=== Goal A ===
Print the part of the Iwo Jima article that begins with "He said it was" and continues through "during the battle.", copying it word for word.

=== Source passage ===

Wounded U.S. Marines are helped to an aid station by Navy corpsmen and fellow Marines on Iwo Jima in February 1945. By the end of the 36-day battle, American casualties numbered more than 26,000, including 6,800 dead. (Department of Defense/Released)

Barely eight square miles in size, Iwo Jima was a desolate volcanic island – a seemingly inconsequential speck in the vastness of the Pacific Ocean – that, beginning 75 years ago on Feb. 19, 1945, served as the unlikely ground for one of the most vicious and pivotal battles of World War II.

Almost 30,000 men died or went missing.

They were killed with guns, grenades, bombs, tanks and flamethrowers that, after the battle, left behind a landscape covered with black sand, craters, downed trees, charred corpses and discarded military equipment.

But, atop that scarred island, an American flag flew. The United States had, for the first time, captured territory that was part of Japan.

“It was kind of the lynchpin of all the battles in the Pacific,” Iwo Jima Association of America Director Shayne Jarosz said during an interview in his Quantico, Virginia, office. “It was the very first Japanese homeland island that we had assaulted in 1945. Prior to that, the United States was basically taking back territory that had been taken away from others.”

Approximately 110,000 Americans – from the Marine Corps and Navy – served in the fight.

Jarosz said no definitive count exists of how many are still alive.

Twenty-seven Americans received the Medal of Honor for their heroics on Iwo Jima, more than for any battle in the country’s history.

In a famous quote from March 1945, Navy Fleet Adm. Chester Nimitz said: “Among the Americans who served on Iwo Jima, uncommon valor was a common virtue.”

Survivors are now in their 90s, including Marine veteran Hershel “Woody” Williams – one of only two living Medal of Honor recipients from World War II. Williams, a resident of Ona, West Virginia, earned his medal for heroic actions on Iwo Jima.

“I lost the very best friend that I ever had in my life on Iwo Jima, Vernon Waters, who was my assistant flamethrower operator,” Williams, 96, said. “I lost him on March 6, 1945.”

Williams said he also vividly remembers “the action of doing my job, eliminating pillboxes. We called them pillboxes. Now, we use the term ‘bunkers,’ but to me it will always be a pillbox.”

He said it was necessary “to get an explosion or flame in a pillbox, because it was so well built with reinforced concrete that artillery and bazookas and that sort of thing didn’t have any effect on them.”

Waters was among the approximately 6,800 Americans who died during the battle.

Their sacrifices are commemorated with a display inside the National Museum of the Marine Corps, located in Triangle, Virginia.

“This wall memorializes the Marines and sailors that were killed on the island of Iwo Jima,” said museum docent Larry Britton, speaking in front of the rounded wall that, when viewed from a certain angle, reveals an image of Iwo Jima’s Mount Suribachi.

=== Dataset extract ===
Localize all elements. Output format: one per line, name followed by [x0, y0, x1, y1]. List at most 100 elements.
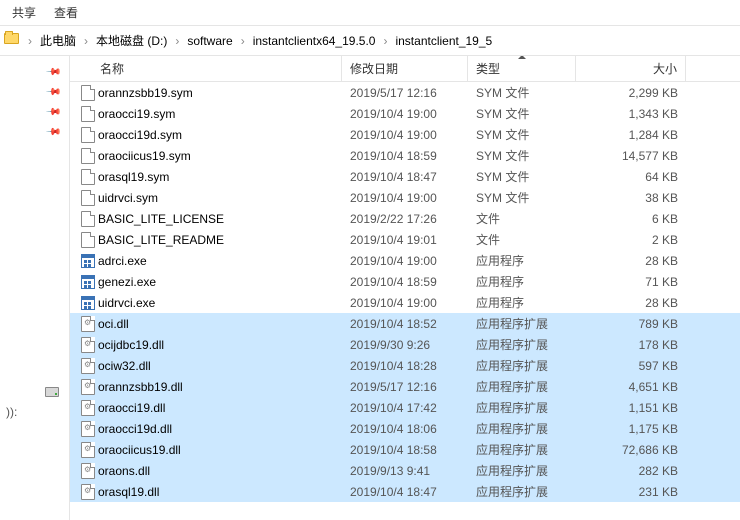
file-row[interactable]: orannzsbb19.dll2019/5/17 12:16应用程序扩展4,65… — [70, 376, 740, 397]
file-icon — [78, 254, 98, 268]
toolbar-share[interactable]: 共享 — [12, 4, 36, 21]
file-name: orasql19.sym — [98, 170, 350, 184]
col-name[interactable]: 名称 — [70, 56, 342, 81]
file-name: oraociicus19.sym — [98, 149, 350, 163]
file-type: 应用程序扩展 — [476, 462, 584, 479]
breadcrumb-item[interactable]: instantclient_19_5 — [391, 32, 496, 50]
file-date: 2019/10/4 18:59 — [350, 149, 476, 163]
file-icon — [78, 400, 98, 416]
file-size: 4,651 KB — [584, 380, 686, 394]
toolbar-view[interactable]: 查看 — [54, 4, 78, 21]
file-icon — [78, 275, 98, 289]
file-size: 72,686 KB — [584, 443, 686, 457]
file-size: 2,299 KB — [584, 86, 686, 100]
file-row[interactable]: ociw32.dll2019/10/4 18:28应用程序扩展597 KB — [70, 355, 740, 376]
toolbar: 共享 查看 — [0, 0, 740, 26]
file-row[interactable]: oraociicus19.sym2019/10/4 18:59SYM 文件14,… — [70, 145, 740, 166]
address-bar[interactable]: › 此电脑›本地磁盘 (D:)›software›instantclientx6… — [0, 26, 740, 56]
file-type: SYM 文件 — [476, 126, 584, 143]
file-type: 应用程序扩展 — [476, 441, 584, 458]
file-date: 2019/10/4 18:47 — [350, 485, 476, 499]
file-type: 应用程序扩展 — [476, 315, 584, 332]
folder-icon — [4, 33, 20, 49]
file-date: 2019/10/4 19:00 — [350, 191, 476, 205]
file-row[interactable]: oraociicus19.dll2019/10/4 18:58应用程序扩展72,… — [70, 439, 740, 460]
file-date: 2019/10/4 19:01 — [350, 233, 476, 247]
file-icon — [78, 316, 98, 332]
chevron-right-icon[interactable]: › — [171, 34, 183, 48]
sidebar-pin[interactable]: 📌 — [0, 62, 69, 82]
col-date[interactable]: 修改日期 — [342, 56, 468, 81]
file-size: 64 KB — [584, 170, 686, 184]
disk-icon — [45, 387, 59, 397]
file-type: 应用程序扩展 — [476, 357, 584, 374]
file-row[interactable]: BASIC_LITE_README2019/10/4 19:01文件2 KB — [70, 229, 740, 250]
file-type: 文件 — [476, 231, 584, 248]
file-date: 2019/10/4 19:00 — [350, 128, 476, 142]
file-type: 应用程序扩展 — [476, 483, 584, 500]
file-row[interactable]: BASIC_LITE_LICENSE2019/2/22 17:26文件6 KB — [70, 208, 740, 229]
file-row[interactable]: orasql19.sym2019/10/4 18:47SYM 文件64 KB — [70, 166, 740, 187]
file-list: 名称 修改日期 类型 大小 orannzsbb19.sym2019/5/17 1… — [70, 56, 740, 520]
file-row[interactable]: oraocci19d.sym2019/10/4 19:00SYM 文件1,284… — [70, 124, 740, 145]
sidebar-pin[interactable]: 📌 — [0, 122, 69, 142]
sidebar-pin[interactable]: 📌 — [0, 82, 69, 102]
file-row[interactable]: uidrvci.sym2019/10/4 19:00SYM 文件38 KB — [70, 187, 740, 208]
file-date: 2019/10/4 18:47 — [350, 170, 476, 184]
file-date: 2019/10/4 18:52 — [350, 317, 476, 331]
file-name: oci.dll — [98, 317, 350, 331]
file-row[interactable]: oci.dll2019/10/4 18:52应用程序扩展789 KB — [70, 313, 740, 334]
sidebar-pin[interactable]: 📌 — [0, 102, 69, 122]
chevron-right-icon[interactable]: › — [237, 34, 249, 48]
file-icon — [78, 358, 98, 374]
chevron-right-icon[interactable]: › — [80, 34, 92, 48]
file-row[interactable]: oraocci19.sym2019/10/4 19:00SYM 文件1,343 … — [70, 103, 740, 124]
file-icon — [78, 232, 98, 248]
col-size[interactable]: 大小 — [576, 56, 686, 81]
file-size: 1,175 KB — [584, 422, 686, 436]
file-size: 28 KB — [584, 254, 686, 268]
file-row[interactable]: oraocci19.dll2019/10/4 17:42应用程序扩展1,151 … — [70, 397, 740, 418]
file-name: genezi.exe — [98, 275, 350, 289]
file-icon — [78, 106, 98, 122]
file-row[interactable]: adrci.exe2019/10/4 19:00应用程序28 KB — [70, 250, 740, 271]
file-size: 1,284 KB — [584, 128, 686, 142]
chevron-right-icon[interactable]: › — [379, 34, 391, 48]
file-icon — [78, 169, 98, 185]
file-icon — [78, 85, 98, 101]
file-size: 178 KB — [584, 338, 686, 352]
file-row[interactable]: oraocci19d.dll2019/10/4 18:06应用程序扩展1,175… — [70, 418, 740, 439]
file-row[interactable]: orannzsbb19.sym2019/5/17 12:16SYM 文件2,29… — [70, 82, 740, 103]
file-icon — [78, 211, 98, 227]
file-row[interactable]: ocijdbc19.dll2019/9/30 9:26应用程序扩展178 KB — [70, 334, 740, 355]
col-type[interactable]: 类型 — [468, 56, 576, 81]
file-row[interactable]: oraons.dll2019/9/13 9:41应用程序扩展282 KB — [70, 460, 740, 481]
file-icon — [78, 442, 98, 458]
file-row[interactable]: orasql19.dll2019/10/4 18:47应用程序扩展231 KB — [70, 481, 740, 502]
file-size: 71 KB — [584, 275, 686, 289]
sidebar-drive-label[interactable]: )): — [0, 402, 69, 422]
breadcrumb-item[interactable]: 此电脑 — [36, 30, 80, 51]
file-date: 2019/2/22 17:26 — [350, 212, 476, 226]
file-type: 应用程序扩展 — [476, 378, 584, 395]
file-size: 14,577 KB — [584, 149, 686, 163]
file-name: orasql19.dll — [98, 485, 350, 499]
file-date: 2019/10/4 19:00 — [350, 254, 476, 268]
column-header: 名称 修改日期 类型 大小 — [70, 56, 740, 82]
file-type: SYM 文件 — [476, 147, 584, 164]
file-icon — [78, 190, 98, 206]
chevron-right-icon[interactable]: › — [24, 34, 36, 48]
file-row[interactable]: genezi.exe2019/10/4 18:59应用程序71 KB — [70, 271, 740, 292]
breadcrumb-item[interactable]: instantclientx64_19.5.0 — [249, 32, 380, 50]
breadcrumb-item[interactable]: 本地磁盘 (D:) — [92, 30, 171, 51]
file-type: SYM 文件 — [476, 168, 584, 185]
file-name: oraocci19d.dll — [98, 422, 350, 436]
file-name: uidrvci.sym — [98, 191, 350, 205]
file-date: 2019/10/4 18:59 — [350, 275, 476, 289]
file-icon — [78, 421, 98, 437]
file-size: 597 KB — [584, 359, 686, 373]
file-row[interactable]: uidrvci.exe2019/10/4 19:00应用程序28 KB — [70, 292, 740, 313]
file-icon — [78, 484, 98, 500]
sidebar-drive[interactable] — [0, 382, 69, 402]
breadcrumb-item[interactable]: software — [183, 32, 236, 50]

=== Goal B ===
From the entries above, output the lines beginning with the line containing "376, 740, 397]" and running through the line containing "file-date: 2019/10/4 19:00 — [350, 191, 476, 205]", reproduced exactly and with nothing else.

=== Reply A ===
He said it was necessary “to get an explosion or flame in a pillbox, because it was so well built with reinforced concrete that artillery and bazookas and that sort of thing didn’t have any effect on them.”

Waters was among the approximately 6,800 Americans who died during the battle.

=== Reply B ===
file-row[interactable]: orannzsbb19.dll2019/5/17 12:16应用程序扩展4,65… — [70, 376, 740, 397]
file-icon — [78, 254, 98, 268]
toolbar-share[interactable]: 共享 — [12, 4, 36, 21]
file-name: orasql19.sym — [98, 170, 350, 184]
col-name[interactable]: 名称 — [70, 56, 342, 81]
file-name: oraociicus19.sym — [98, 149, 350, 163]
file-type: 应用程序扩展 — [476, 462, 584, 479]
breadcrumb-item[interactable]: instantclient_19_5 — [391, 32, 496, 50]
file-date: 2019/10/4 18:59 — [350, 149, 476, 163]
file-icon — [78, 400, 98, 416]
file-size: 4,651 KB — [584, 380, 686, 394]
toolbar-view[interactable]: 查看 — [54, 4, 78, 21]
file-icon — [78, 275, 98, 289]
file-size: 72,686 KB — [584, 443, 686, 457]
file-size: 2,299 KB — [584, 86, 686, 100]
file-row[interactable]: ociw32.dll2019/10/4 18:28应用程序扩展597 KB — [70, 355, 740, 376]
toolbar: 共享 查看 — [0, 0, 740, 26]
file-row[interactable]: oraociicus19.sym2019/10/4 18:59SYM 文件14,… — [70, 145, 740, 166]
address-bar[interactable]: › 此电脑›本地磁盘 (D:)›software›instantclientx6… — [0, 26, 740, 56]
file-type: SYM 文件 — [476, 126, 584, 143]
file-type: 应用程序扩展 — [476, 441, 584, 458]
file-date: 2019/10/4 18:47 — [350, 485, 476, 499]
file-type: 应用程序扩展 — [476, 315, 584, 332]
folder-icon — [4, 33, 20, 49]
file-date: 2019/10/4 19:00 — [350, 191, 476, 205]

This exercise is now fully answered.